Dataset records:

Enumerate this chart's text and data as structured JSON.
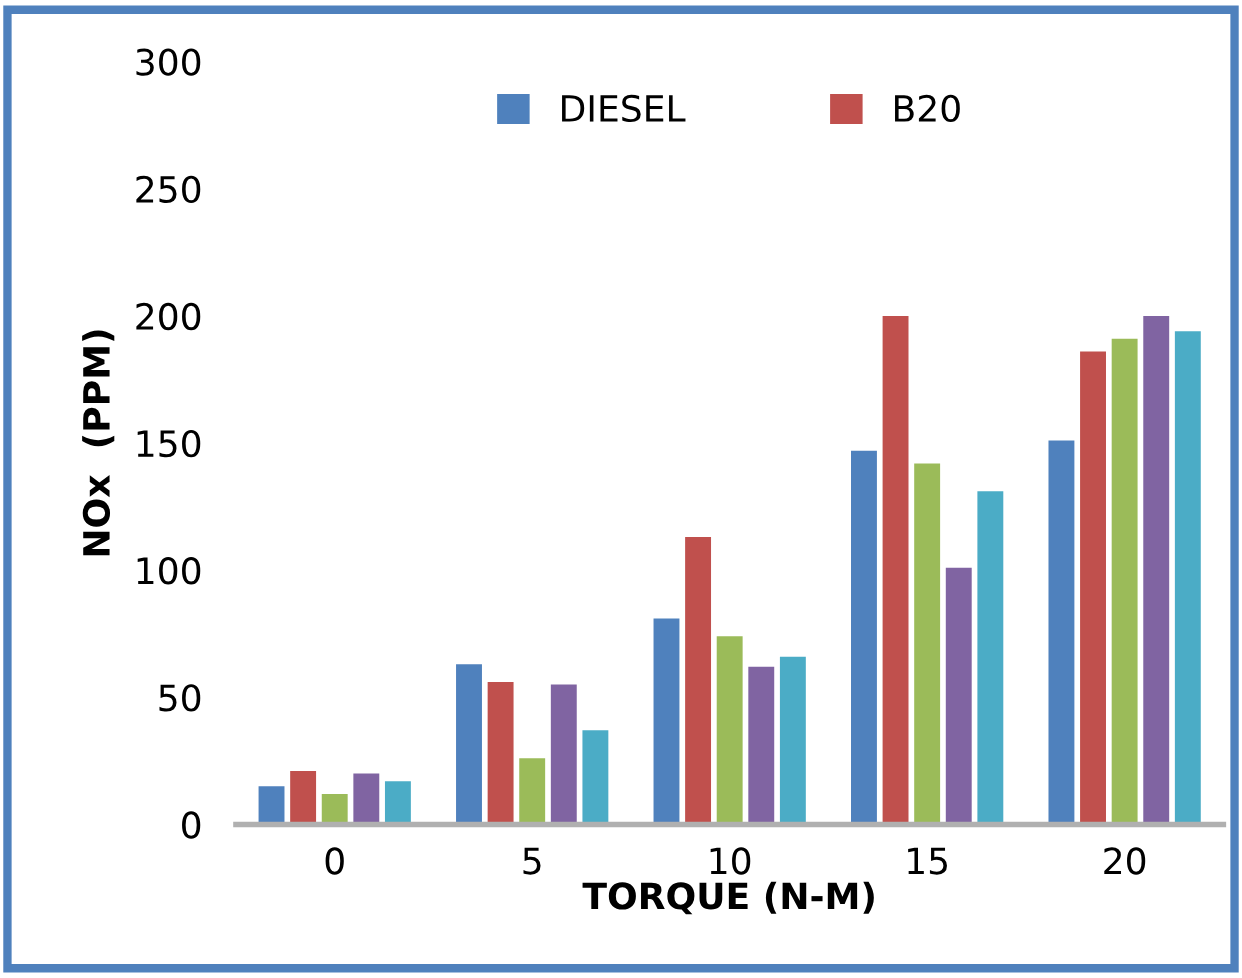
{
  "chart_data": {
    "type": "bar",
    "xlabel": "TORQUE (N-M)",
    "ylabel": "NOx  (PPM)",
    "categories": [
      "0",
      "5",
      "10",
      "15",
      "20"
    ],
    "series": [
      {
        "name": "DIESEL",
        "color": "#4f81bd",
        "values": [
          15,
          63,
          81,
          147,
          151
        ]
      },
      {
        "name": "B20",
        "color": "#c0504d",
        "values": [
          21,
          56,
          113,
          200,
          186
        ]
      },
      {
        "color": "#9bbb59",
        "values": [
          12,
          26,
          74,
          142,
          191
        ]
      },
      {
        "color": "#8064a2",
        "values": [
          20,
          55,
          62,
          101,
          200
        ]
      },
      {
        "color": "#4bacc6",
        "values": [
          17,
          37,
          66,
          131,
          194
        ]
      }
    ],
    "ylim": [
      0,
      300
    ],
    "yticks": [
      0,
      50,
      100,
      150,
      200,
      250,
      300
    ],
    "grid": false,
    "legend": "top"
  }
}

Goal: Leaving aside the images, write out the entries above word for word.

Completed exercise:
Enumerate this chart's text and data as structured JSON.
{
  "chart_data": {
    "type": "bar",
    "xlabel": "TORQUE (N-M)",
    "ylabel": "NOx  (PPM)",
    "categories": [
      "0",
      "5",
      "10",
      "15",
      "20"
    ],
    "series": [
      {
        "name": "DIESEL",
        "color": "#4f81bd",
        "values": [
          15,
          63,
          81,
          147,
          151
        ]
      },
      {
        "name": "B20",
        "color": "#c0504d",
        "values": [
          21,
          56,
          113,
          200,
          186
        ]
      },
      {
        "color": "#9bbb59",
        "values": [
          12,
          26,
          74,
          142,
          191
        ]
      },
      {
        "color": "#8064a2",
        "values": [
          20,
          55,
          62,
          101,
          200
        ]
      },
      {
        "color": "#4bacc6",
        "values": [
          17,
          37,
          66,
          131,
          194
        ]
      }
    ],
    "ylim": [
      0,
      300
    ],
    "yticks": [
      0,
      50,
      100,
      150,
      200,
      250,
      300
    ],
    "grid": false,
    "legend": "top"
  }
}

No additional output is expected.